To do:
Write out verbatim the portion of the data that runs from its first line through the line containing "table-cell: 32 <box>348 82 406 108</box>", including both of those lines.

▬▬▬▬▬▬

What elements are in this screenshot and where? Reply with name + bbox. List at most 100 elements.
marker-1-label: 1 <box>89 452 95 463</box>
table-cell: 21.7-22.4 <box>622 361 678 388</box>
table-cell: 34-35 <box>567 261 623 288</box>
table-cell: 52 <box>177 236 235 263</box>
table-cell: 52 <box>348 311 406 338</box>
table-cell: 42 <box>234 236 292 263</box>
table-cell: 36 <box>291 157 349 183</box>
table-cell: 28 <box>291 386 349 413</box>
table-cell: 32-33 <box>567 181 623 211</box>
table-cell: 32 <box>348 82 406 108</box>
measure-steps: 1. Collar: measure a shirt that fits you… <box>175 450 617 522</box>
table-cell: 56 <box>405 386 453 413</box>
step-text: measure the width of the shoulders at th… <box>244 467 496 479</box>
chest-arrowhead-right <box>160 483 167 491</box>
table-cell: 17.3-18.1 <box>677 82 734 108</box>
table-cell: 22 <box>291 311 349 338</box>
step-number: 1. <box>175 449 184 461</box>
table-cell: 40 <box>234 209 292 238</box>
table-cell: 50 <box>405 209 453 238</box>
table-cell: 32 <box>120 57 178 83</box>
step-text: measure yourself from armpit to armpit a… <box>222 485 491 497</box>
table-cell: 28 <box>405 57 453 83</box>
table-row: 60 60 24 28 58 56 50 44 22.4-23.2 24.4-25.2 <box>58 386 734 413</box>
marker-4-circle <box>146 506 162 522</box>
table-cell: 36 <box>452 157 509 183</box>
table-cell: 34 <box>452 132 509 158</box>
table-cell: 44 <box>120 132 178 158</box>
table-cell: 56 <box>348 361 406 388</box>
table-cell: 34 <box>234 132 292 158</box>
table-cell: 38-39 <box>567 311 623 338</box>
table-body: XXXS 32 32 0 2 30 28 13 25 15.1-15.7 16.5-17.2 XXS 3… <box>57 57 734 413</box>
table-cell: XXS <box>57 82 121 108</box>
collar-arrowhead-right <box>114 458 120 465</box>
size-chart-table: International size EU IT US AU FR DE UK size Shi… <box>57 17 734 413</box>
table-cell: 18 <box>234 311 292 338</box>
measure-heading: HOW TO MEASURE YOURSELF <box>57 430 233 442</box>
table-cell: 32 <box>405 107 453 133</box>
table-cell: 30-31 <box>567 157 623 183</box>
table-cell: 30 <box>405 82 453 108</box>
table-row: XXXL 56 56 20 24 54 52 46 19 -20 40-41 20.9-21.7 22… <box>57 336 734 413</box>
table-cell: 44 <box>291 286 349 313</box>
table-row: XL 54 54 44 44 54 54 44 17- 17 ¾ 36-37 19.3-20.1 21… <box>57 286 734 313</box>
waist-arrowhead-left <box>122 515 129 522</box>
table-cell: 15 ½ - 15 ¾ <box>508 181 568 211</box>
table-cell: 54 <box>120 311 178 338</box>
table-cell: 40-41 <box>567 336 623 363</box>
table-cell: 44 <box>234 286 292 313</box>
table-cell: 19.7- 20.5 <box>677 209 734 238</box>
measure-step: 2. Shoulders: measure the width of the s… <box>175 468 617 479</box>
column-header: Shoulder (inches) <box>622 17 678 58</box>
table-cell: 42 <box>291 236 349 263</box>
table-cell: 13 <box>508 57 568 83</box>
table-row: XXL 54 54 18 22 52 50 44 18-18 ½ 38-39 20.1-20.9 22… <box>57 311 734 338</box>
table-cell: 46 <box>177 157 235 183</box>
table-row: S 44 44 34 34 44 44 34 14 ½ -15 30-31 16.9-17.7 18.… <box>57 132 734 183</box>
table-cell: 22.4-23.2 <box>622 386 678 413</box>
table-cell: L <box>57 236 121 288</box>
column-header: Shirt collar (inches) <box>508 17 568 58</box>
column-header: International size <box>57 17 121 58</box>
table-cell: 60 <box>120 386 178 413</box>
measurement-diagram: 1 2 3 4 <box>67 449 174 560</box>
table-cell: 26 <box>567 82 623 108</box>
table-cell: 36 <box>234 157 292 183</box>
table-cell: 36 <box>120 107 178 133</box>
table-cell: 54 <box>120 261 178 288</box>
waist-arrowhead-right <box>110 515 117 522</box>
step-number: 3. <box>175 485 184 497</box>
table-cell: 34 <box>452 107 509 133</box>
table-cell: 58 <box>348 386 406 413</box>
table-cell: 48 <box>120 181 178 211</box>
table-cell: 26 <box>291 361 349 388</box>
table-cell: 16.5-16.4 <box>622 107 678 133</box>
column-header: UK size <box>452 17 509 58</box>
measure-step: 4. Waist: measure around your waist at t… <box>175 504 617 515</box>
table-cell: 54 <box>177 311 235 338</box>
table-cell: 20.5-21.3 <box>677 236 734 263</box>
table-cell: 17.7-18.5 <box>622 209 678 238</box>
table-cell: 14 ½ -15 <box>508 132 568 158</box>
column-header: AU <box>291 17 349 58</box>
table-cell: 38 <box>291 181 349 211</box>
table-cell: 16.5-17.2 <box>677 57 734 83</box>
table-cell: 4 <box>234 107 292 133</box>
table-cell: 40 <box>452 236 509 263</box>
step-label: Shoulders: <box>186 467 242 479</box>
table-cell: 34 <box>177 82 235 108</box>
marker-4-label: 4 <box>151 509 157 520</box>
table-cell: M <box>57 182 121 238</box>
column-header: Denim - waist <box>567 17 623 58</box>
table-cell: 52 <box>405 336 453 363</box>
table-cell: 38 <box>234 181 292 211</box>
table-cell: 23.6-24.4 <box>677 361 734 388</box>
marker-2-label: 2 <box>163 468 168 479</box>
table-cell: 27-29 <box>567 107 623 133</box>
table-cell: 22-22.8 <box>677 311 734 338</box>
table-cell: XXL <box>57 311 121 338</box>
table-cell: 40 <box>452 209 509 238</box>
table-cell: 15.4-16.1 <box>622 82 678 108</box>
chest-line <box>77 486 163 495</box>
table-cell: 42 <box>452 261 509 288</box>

▬▬▬▬▬▬

Task result:
What elements are in this screenshot and where? Reply with name + bbox. List at most 100 elements.
marker-1-label: 1 <box>89 452 95 463</box>
table-cell: 21.7-22.4 <box>622 361 678 388</box>
table-cell: 34-35 <box>567 261 623 288</box>
table-cell: 52 <box>177 236 235 263</box>
table-cell: 52 <box>348 311 406 338</box>
table-cell: 42 <box>234 236 292 263</box>
table-cell: 36 <box>291 157 349 183</box>
table-cell: 28 <box>291 386 349 413</box>
table-cell: 32-33 <box>567 181 623 211</box>
table-cell: 32 <box>348 82 406 108</box>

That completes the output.